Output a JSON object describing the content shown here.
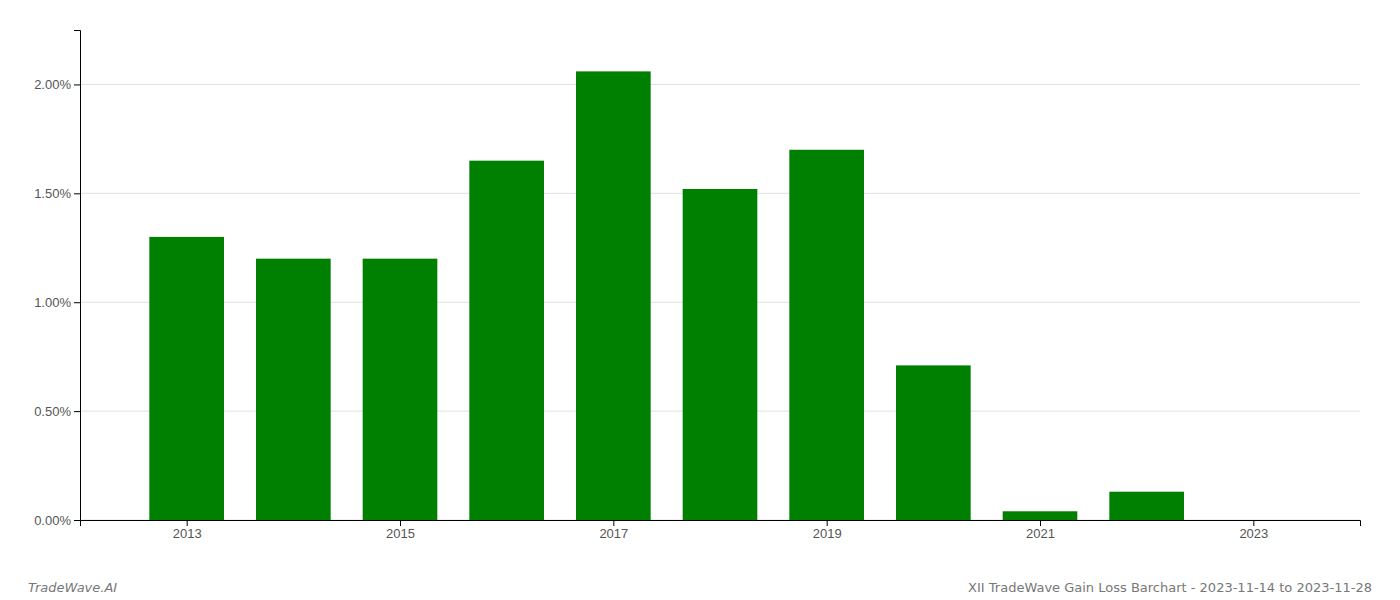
{
  "chart_data": {
    "type": "bar",
    "x": [
      2013,
      2014,
      2015,
      2016,
      2017,
      2018,
      2019,
      2020,
      2021,
      2022,
      2023
    ],
    "values": [
      0.013,
      0.012,
      0.012,
      0.0165,
      0.0206,
      0.0152,
      0.017,
      0.0071,
      0.0004,
      0.0013,
      0.0
    ],
    "color": "#008000",
    "xlim": [
      2012.0,
      2024.0
    ],
    "xticks": [
      2013,
      2015,
      2017,
      2019,
      2021,
      2023
    ],
    "ylim": [
      0.0,
      0.0225
    ],
    "yticks": [
      {
        "value": 0.0,
        "label": "0.00%"
      },
      {
        "value": 0.005,
        "label": "0.50%"
      },
      {
        "value": 0.01,
        "label": "1.00%"
      },
      {
        "value": 0.015,
        "label": "1.50%"
      },
      {
        "value": 0.02,
        "label": "2.00%"
      }
    ],
    "grid": true,
    "annotations": [
      "TradeWave.AI",
      "XII TradeWave Gain Loss Barchart - 2023-11-14 to 2023-11-28"
    ]
  }
}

WHAT THE EXERCISE ASKS. Filter for "TradeWave". Return all lines that hold it.

RESPONSE.
      "TradeWave.AI",
      "XII TradeWave Gain Loss Barchart - 2023-11-14 to 2023-11-28"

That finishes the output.